[Instructions for the task] Find the lines of data that contain the string "nWomen", then list them.

* * * * *

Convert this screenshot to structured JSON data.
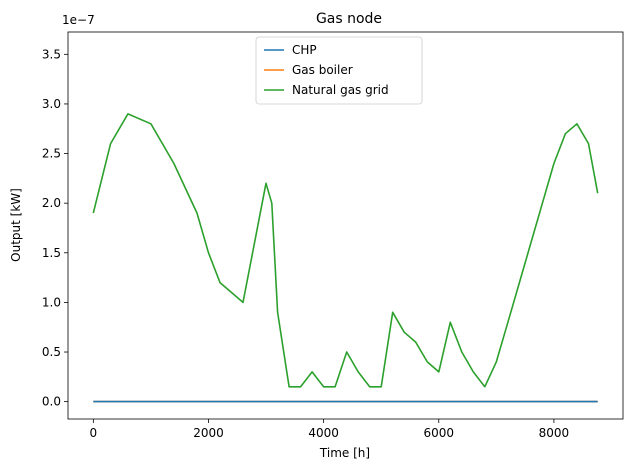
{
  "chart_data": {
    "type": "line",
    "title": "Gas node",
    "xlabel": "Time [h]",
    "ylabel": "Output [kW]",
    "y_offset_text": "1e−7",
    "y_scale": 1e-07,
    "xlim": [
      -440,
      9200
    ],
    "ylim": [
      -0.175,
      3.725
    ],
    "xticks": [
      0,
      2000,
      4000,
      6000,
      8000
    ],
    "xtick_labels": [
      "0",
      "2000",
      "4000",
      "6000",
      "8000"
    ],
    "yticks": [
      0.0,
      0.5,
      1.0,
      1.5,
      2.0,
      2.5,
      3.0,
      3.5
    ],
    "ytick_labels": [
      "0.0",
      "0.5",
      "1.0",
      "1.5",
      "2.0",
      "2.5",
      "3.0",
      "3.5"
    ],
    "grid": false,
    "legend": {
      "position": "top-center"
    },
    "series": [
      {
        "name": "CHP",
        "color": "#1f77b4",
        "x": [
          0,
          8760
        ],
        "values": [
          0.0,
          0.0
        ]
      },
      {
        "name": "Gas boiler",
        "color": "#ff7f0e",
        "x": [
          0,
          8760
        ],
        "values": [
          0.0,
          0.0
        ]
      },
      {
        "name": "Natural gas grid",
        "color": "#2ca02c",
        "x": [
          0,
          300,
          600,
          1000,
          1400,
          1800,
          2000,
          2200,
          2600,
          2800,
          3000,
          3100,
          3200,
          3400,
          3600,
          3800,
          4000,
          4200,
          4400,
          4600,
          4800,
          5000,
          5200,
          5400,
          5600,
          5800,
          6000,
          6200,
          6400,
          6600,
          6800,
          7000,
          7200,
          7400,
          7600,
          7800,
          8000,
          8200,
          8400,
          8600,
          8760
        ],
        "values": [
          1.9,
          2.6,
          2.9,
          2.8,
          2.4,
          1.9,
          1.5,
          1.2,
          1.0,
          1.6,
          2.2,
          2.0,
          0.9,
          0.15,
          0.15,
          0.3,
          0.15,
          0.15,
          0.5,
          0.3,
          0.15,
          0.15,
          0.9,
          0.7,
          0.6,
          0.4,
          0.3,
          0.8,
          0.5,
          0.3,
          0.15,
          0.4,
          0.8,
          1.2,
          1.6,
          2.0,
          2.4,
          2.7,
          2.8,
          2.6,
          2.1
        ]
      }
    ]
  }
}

* * * * *

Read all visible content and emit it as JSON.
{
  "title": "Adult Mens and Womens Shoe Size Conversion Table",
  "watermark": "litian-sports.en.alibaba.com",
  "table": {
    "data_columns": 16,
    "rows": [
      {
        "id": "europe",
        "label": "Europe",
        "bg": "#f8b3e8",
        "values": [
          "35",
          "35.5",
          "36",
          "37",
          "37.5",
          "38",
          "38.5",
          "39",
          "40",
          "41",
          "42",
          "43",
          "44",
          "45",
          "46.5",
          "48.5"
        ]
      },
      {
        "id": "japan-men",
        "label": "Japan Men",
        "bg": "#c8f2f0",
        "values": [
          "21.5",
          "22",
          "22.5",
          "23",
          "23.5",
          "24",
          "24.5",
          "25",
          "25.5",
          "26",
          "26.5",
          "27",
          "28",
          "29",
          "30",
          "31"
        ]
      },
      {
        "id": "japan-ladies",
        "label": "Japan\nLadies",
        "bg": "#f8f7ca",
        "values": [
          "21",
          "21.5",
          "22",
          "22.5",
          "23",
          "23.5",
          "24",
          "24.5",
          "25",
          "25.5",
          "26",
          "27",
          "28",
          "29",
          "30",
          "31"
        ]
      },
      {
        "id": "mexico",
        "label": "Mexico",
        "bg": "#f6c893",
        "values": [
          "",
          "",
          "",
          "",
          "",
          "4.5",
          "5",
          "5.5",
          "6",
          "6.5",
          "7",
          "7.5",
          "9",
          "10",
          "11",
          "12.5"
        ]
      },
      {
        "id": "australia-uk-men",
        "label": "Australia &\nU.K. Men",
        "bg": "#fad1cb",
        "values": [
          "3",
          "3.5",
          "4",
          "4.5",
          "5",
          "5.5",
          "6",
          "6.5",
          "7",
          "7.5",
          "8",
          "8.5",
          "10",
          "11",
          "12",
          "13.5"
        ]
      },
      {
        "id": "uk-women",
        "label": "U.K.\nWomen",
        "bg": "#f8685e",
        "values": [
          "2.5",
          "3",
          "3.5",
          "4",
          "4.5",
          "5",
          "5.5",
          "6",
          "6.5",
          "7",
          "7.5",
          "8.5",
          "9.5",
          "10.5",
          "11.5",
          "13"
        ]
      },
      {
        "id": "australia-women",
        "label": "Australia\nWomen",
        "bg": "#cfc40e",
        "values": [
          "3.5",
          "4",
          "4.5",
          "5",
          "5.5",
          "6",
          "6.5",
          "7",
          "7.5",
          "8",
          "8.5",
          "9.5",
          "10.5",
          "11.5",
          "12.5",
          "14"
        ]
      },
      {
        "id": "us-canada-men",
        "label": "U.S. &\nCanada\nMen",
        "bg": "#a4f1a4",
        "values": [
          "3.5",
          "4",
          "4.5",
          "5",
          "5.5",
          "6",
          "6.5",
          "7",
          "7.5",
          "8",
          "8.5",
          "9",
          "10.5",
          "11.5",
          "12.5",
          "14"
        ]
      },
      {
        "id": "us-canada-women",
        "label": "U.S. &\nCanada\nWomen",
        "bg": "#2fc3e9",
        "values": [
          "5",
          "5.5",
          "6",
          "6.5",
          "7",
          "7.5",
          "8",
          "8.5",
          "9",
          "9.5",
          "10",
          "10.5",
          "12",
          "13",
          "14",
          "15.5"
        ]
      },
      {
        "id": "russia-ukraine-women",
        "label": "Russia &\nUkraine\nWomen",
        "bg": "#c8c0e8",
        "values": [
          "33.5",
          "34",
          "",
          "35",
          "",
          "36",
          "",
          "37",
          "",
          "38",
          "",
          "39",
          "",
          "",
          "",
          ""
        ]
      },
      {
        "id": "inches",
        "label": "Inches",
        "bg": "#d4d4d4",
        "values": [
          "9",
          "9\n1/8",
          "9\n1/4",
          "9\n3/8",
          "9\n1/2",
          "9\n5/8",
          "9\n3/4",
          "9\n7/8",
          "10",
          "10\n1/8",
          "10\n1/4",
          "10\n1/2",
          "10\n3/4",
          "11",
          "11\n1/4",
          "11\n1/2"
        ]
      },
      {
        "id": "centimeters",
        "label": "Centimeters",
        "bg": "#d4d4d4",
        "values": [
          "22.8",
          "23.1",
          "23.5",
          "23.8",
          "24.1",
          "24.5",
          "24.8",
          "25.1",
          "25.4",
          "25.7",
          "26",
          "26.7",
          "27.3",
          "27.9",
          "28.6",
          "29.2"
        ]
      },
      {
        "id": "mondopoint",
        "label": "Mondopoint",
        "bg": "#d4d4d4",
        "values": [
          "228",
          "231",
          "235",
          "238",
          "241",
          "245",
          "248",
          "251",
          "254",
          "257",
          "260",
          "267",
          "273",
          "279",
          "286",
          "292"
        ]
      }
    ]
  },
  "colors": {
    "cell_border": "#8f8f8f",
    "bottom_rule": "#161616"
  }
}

* * * * *

[In response]
        "label": "U.K.\nWomen",
        "label": "Australia\nWomen",
        "label": "U.S. &\nCanada\nWomen",
        "label": "Russia &\nUkraine\nWomen",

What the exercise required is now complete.